Task to complete:
Using the listing below, please gather every line containing the word "title".

Records for this exercise:
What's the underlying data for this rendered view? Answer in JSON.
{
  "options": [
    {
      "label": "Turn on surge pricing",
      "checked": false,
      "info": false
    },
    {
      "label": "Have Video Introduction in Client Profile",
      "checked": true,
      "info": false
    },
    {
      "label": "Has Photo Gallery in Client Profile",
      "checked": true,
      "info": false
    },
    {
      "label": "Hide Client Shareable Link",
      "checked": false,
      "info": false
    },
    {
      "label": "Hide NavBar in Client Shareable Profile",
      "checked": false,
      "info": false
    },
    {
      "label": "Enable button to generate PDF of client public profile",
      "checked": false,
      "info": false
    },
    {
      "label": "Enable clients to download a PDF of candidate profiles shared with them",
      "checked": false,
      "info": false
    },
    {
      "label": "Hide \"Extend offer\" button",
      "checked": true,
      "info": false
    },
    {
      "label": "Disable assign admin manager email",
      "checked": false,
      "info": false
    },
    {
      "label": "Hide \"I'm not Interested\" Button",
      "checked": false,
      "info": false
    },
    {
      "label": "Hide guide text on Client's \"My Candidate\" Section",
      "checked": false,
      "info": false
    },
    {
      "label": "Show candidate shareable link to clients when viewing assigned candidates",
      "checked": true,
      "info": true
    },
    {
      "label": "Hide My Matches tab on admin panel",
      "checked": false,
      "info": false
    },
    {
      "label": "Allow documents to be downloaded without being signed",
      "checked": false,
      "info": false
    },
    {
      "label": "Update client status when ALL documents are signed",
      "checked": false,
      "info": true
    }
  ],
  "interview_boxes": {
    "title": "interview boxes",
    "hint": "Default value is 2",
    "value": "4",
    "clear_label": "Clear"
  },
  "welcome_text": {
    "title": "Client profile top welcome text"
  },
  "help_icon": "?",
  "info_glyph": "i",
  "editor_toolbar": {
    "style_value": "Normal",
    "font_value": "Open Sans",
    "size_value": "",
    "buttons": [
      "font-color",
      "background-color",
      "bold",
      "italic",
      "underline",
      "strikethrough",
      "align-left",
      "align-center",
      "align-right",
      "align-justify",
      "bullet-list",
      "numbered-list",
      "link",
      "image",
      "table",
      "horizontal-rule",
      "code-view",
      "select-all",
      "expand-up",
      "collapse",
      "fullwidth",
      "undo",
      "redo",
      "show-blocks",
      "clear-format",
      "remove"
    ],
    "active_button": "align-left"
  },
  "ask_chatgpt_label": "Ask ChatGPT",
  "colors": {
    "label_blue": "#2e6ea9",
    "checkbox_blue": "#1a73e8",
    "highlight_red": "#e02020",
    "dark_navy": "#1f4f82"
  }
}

Written response:
    "title": "interview boxes",
    "title": "Client profile top welcome text"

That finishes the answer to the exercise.